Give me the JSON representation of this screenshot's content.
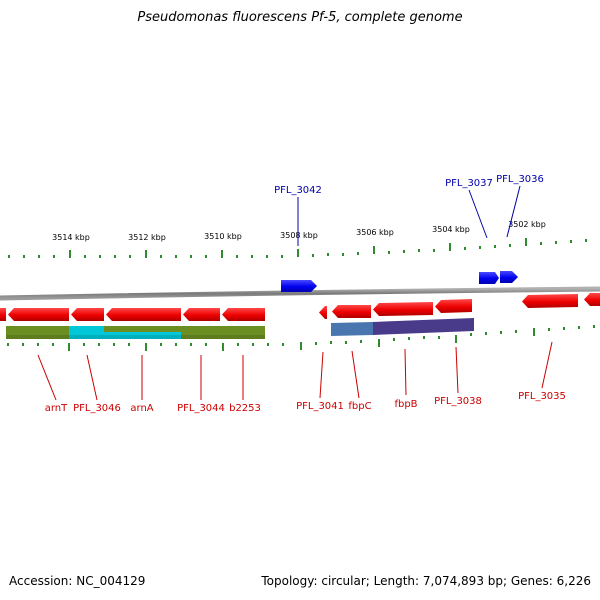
{
  "title": "Pseudomonas fluorescens Pf-5, complete genome",
  "accession_text": "Accession: NC_004129",
  "topology_text": "Topology: circular; Length: 7,074,893 bp; Genes: 6,226",
  "scale_labels": [
    "3514 kbp",
    "3512 kbp",
    "3510 kbp",
    "3508 kbp",
    "3506 kbp",
    "3504 kbp",
    "3502 kbp"
  ],
  "genes_top": [
    "PFL_3042",
    "PFL_3037",
    "PFL_3036"
  ],
  "genes_bottom": [
    "arnT",
    "PFL_3046",
    "arnA",
    "PFL_3044",
    "b2253",
    "PFL_3041",
    "fbpC",
    "fbpB",
    "PFL_3038",
    "PFL_3035"
  ],
  "colors": {
    "forward_gene": "#0000ff",
    "reverse_gene": "#ff0000",
    "top_label": "#0000aa",
    "bottom_label": "#cc0000",
    "ticks": "#2e8b2e",
    "backbone": "#808080",
    "domain_olive": "#6b8e23",
    "domain_cyan": "#00c8d8",
    "domain_blue": "#4060a0",
    "domain_purple": "#4a3a8a"
  }
}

★ ★ ★ ★

## Work request
Print all of the data exactly, and do not carry over any pictures.

## Task answer
Give me the JSON representation of this screenshot's content.
{
  "title": "Pseudomonas fluorescens Pf-5, complete genome",
  "accession_text": "Accession: NC_004129",
  "topology_text": "Topology: circular; Length: 7,074,893 bp; Genes: 6,226",
  "scale_labels": [
    "3514 kbp",
    "3512 kbp",
    "3510 kbp",
    "3508 kbp",
    "3506 kbp",
    "3504 kbp",
    "3502 kbp"
  ],
  "genes_top": [
    "PFL_3042",
    "PFL_3037",
    "PFL_3036"
  ],
  "genes_bottom": [
    "arnT",
    "PFL_3046",
    "arnA",
    "PFL_3044",
    "b2253",
    "PFL_3041",
    "fbpC",
    "fbpB",
    "PFL_3038",
    "PFL_3035"
  ],
  "colors": {
    "forward_gene": "#0000ff",
    "reverse_gene": "#ff0000",
    "top_label": "#0000aa",
    "bottom_label": "#cc0000",
    "ticks": "#2e8b2e",
    "backbone": "#808080",
    "domain_olive": "#6b8e23",
    "domain_cyan": "#00c8d8",
    "domain_blue": "#4060a0",
    "domain_purple": "#4a3a8a"
  }
}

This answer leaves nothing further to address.